Aim =>
Copy all the entries below exactly, but not the pictures.

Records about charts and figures

————

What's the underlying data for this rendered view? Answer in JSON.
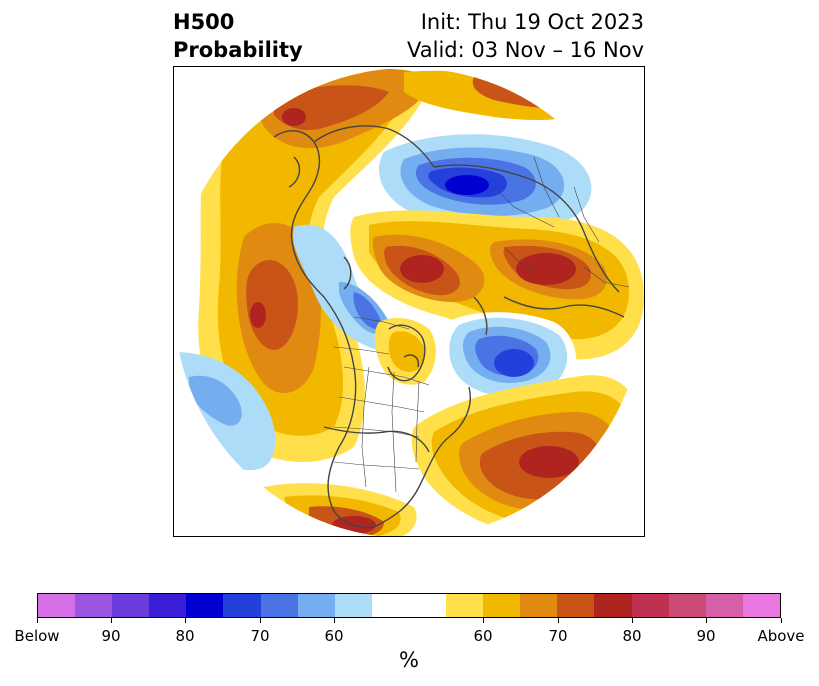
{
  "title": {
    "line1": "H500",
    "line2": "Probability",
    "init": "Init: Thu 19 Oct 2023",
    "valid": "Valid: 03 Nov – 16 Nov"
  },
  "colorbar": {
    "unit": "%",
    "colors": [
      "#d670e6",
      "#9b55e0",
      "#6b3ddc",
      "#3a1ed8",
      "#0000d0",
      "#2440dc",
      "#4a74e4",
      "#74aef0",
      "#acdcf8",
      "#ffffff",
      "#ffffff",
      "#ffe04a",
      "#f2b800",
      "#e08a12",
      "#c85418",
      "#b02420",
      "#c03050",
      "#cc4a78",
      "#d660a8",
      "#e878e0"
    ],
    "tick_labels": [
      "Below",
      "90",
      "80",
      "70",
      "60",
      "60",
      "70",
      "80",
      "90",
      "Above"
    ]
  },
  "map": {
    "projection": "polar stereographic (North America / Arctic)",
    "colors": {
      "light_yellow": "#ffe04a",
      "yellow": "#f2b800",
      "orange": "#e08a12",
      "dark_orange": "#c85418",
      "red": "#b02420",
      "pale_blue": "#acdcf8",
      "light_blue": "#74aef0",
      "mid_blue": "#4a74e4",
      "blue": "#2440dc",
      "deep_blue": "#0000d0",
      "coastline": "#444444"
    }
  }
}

————

Written solution =>
What's the underlying data for this rendered view? Answer in JSON.
{
  "title": {
    "line1": "H500",
    "line2": "Probability",
    "init": "Init: Thu 19 Oct 2023",
    "valid": "Valid: 03 Nov – 16 Nov"
  },
  "colorbar": {
    "unit": "%",
    "colors": [
      "#d670e6",
      "#9b55e0",
      "#6b3ddc",
      "#3a1ed8",
      "#0000d0",
      "#2440dc",
      "#4a74e4",
      "#74aef0",
      "#acdcf8",
      "#ffffff",
      "#ffffff",
      "#ffe04a",
      "#f2b800",
      "#e08a12",
      "#c85418",
      "#b02420",
      "#c03050",
      "#cc4a78",
      "#d660a8",
      "#e878e0"
    ],
    "tick_labels": [
      "Below",
      "90",
      "80",
      "70",
      "60",
      "60",
      "70",
      "80",
      "90",
      "Above"
    ]
  },
  "map": {
    "projection": "polar stereographic (North America / Arctic)",
    "colors": {
      "light_yellow": "#ffe04a",
      "yellow": "#f2b800",
      "orange": "#e08a12",
      "dark_orange": "#c85418",
      "red": "#b02420",
      "pale_blue": "#acdcf8",
      "light_blue": "#74aef0",
      "mid_blue": "#4a74e4",
      "blue": "#2440dc",
      "deep_blue": "#0000d0",
      "coastline": "#444444"
    }
  }
}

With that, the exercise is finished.